■ **SUPPLIED RECORDS**
==*==
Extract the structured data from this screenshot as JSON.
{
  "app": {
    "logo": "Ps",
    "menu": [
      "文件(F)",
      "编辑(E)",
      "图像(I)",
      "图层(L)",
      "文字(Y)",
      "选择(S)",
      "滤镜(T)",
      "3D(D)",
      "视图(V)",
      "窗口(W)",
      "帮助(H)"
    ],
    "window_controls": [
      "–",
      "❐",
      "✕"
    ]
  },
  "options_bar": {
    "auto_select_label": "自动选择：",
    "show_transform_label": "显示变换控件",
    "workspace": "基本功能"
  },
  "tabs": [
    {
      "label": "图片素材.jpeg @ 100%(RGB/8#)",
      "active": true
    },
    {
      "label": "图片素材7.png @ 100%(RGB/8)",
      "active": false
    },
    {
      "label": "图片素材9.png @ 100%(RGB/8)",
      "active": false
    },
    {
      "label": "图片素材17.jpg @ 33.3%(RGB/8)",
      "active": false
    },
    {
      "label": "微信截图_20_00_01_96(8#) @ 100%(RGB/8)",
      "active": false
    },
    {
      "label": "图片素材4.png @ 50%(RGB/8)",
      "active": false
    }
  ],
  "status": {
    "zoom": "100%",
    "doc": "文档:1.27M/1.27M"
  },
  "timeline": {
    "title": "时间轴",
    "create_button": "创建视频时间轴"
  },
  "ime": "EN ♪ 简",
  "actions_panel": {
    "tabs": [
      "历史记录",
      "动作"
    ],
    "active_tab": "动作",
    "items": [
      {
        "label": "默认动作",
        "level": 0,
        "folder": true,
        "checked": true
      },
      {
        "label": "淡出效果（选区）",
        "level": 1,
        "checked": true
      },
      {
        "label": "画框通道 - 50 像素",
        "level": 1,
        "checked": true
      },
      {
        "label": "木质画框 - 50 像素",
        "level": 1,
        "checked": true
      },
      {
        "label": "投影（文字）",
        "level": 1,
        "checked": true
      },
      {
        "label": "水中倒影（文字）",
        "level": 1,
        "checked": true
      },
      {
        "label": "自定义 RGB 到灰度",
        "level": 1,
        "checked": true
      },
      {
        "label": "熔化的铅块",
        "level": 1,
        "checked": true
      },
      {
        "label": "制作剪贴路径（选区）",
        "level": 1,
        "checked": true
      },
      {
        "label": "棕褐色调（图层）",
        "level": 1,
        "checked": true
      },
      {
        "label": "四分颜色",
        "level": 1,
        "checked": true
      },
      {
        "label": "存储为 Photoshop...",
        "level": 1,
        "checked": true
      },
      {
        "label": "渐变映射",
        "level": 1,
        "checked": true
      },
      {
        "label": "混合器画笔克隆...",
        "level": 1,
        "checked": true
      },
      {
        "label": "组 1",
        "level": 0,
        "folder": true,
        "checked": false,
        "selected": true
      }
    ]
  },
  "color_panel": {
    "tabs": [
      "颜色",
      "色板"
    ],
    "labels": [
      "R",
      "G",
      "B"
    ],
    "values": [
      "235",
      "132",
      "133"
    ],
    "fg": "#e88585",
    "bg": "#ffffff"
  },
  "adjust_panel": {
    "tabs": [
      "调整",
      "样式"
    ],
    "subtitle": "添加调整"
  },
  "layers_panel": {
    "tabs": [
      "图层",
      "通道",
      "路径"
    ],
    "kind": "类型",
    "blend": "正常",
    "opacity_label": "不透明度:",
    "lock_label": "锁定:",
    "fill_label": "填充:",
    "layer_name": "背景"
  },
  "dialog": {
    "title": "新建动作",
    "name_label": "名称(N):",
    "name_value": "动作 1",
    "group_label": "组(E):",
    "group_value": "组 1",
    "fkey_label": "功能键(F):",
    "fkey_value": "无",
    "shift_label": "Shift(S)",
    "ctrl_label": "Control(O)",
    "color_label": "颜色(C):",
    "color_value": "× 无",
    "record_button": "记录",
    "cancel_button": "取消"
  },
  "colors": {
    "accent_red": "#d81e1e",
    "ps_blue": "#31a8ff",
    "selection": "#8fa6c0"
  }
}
==*==
Set down all of the records shown above once more, exactly.

■ **OUTPUT OF THE EXERCISE**
Extract the structured data from this screenshot as JSON.
{
  "app": {
    "logo": "Ps",
    "menu": [
      "文件(F)",
      "编辑(E)",
      "图像(I)",
      "图层(L)",
      "文字(Y)",
      "选择(S)",
      "滤镜(T)",
      "3D(D)",
      "视图(V)",
      "窗口(W)",
      "帮助(H)"
    ],
    "window_controls": [
      "–",
      "❐",
      "✕"
    ]
  },
  "options_bar": {
    "auto_select_label": "自动选择：",
    "show_transform_label": "显示变换控件",
    "workspace": "基本功能"
  },
  "tabs": [
    {
      "label": "图片素材.jpeg @ 100%(RGB/8#)",
      "active": true
    },
    {
      "label": "图片素材7.png @ 100%(RGB/8)",
      "active": false
    },
    {
      "label": "图片素材9.png @ 100%(RGB/8)",
      "active": false
    },
    {
      "label": "图片素材17.jpg @ 33.3%(RGB/8)",
      "active": false
    },
    {
      "label": "微信截图_20_00_01_96(8#) @ 100%(RGB/8)",
      "active": false
    },
    {
      "label": "图片素材4.png @ 50%(RGB/8)",
      "active": false
    }
  ],
  "status": {
    "zoom": "100%",
    "doc": "文档:1.27M/1.27M"
  },
  "timeline": {
    "title": "时间轴",
    "create_button": "创建视频时间轴"
  },
  "ime": "EN ♪ 简",
  "actions_panel": {
    "tabs": [
      "历史记录",
      "动作"
    ],
    "active_tab": "动作",
    "items": [
      {
        "label": "默认动作",
        "level": 0,
        "folder": true,
        "checked": true
      },
      {
        "label": "淡出效果（选区）",
        "level": 1,
        "checked": true
      },
      {
        "label": "画框通道 - 50 像素",
        "level": 1,
        "checked": true
      },
      {
        "label": "木质画框 - 50 像素",
        "level": 1,
        "checked": true
      },
      {
        "label": "投影（文字）",
        "level": 1,
        "checked": true
      },
      {
        "label": "水中倒影（文字）",
        "level": 1,
        "checked": true
      },
      {
        "label": "自定义 RGB 到灰度",
        "level": 1,
        "checked": true
      },
      {
        "label": "熔化的铅块",
        "level": 1,
        "checked": true
      },
      {
        "label": "制作剪贴路径（选区）",
        "level": 1,
        "checked": true
      },
      {
        "label": "棕褐色调（图层）",
        "level": 1,
        "checked": true
      },
      {
        "label": "四分颜色",
        "level": 1,
        "checked": true
      },
      {
        "label": "存储为 Photoshop...",
        "level": 1,
        "checked": true
      },
      {
        "label": "渐变映射",
        "level": 1,
        "checked": true
      },
      {
        "label": "混合器画笔克隆...",
        "level": 1,
        "checked": true
      },
      {
        "label": "组 1",
        "level": 0,
        "folder": true,
        "checked": false,
        "selected": true
      }
    ]
  },
  "color_panel": {
    "tabs": [
      "颜色",
      "色板"
    ],
    "labels": [
      "R",
      "G",
      "B"
    ],
    "values": [
      "235",
      "132",
      "133"
    ],
    "fg": "#e88585",
    "bg": "#ffffff"
  },
  "adjust_panel": {
    "tabs": [
      "调整",
      "样式"
    ],
    "subtitle": "添加调整"
  },
  "layers_panel": {
    "tabs": [
      "图层",
      "通道",
      "路径"
    ],
    "kind": "类型",
    "blend": "正常",
    "opacity_label": "不透明度:",
    "lock_label": "锁定:",
    "fill_label": "填充:",
    "layer_name": "背景"
  },
  "dialog": {
    "title": "新建动作",
    "name_label": "名称(N):",
    "name_value": "动作 1",
    "group_label": "组(E):",
    "group_value": "组 1",
    "fkey_label": "功能键(F):",
    "fkey_value": "无",
    "shift_label": "Shift(S)",
    "ctrl_label": "Control(O)",
    "color_label": "颜色(C):",
    "color_value": "× 无",
    "record_button": "记录",
    "cancel_button": "取消"
  },
  "colors": {
    "accent_red": "#d81e1e",
    "ps_blue": "#31a8ff",
    "selection": "#8fa6c0"
  }
}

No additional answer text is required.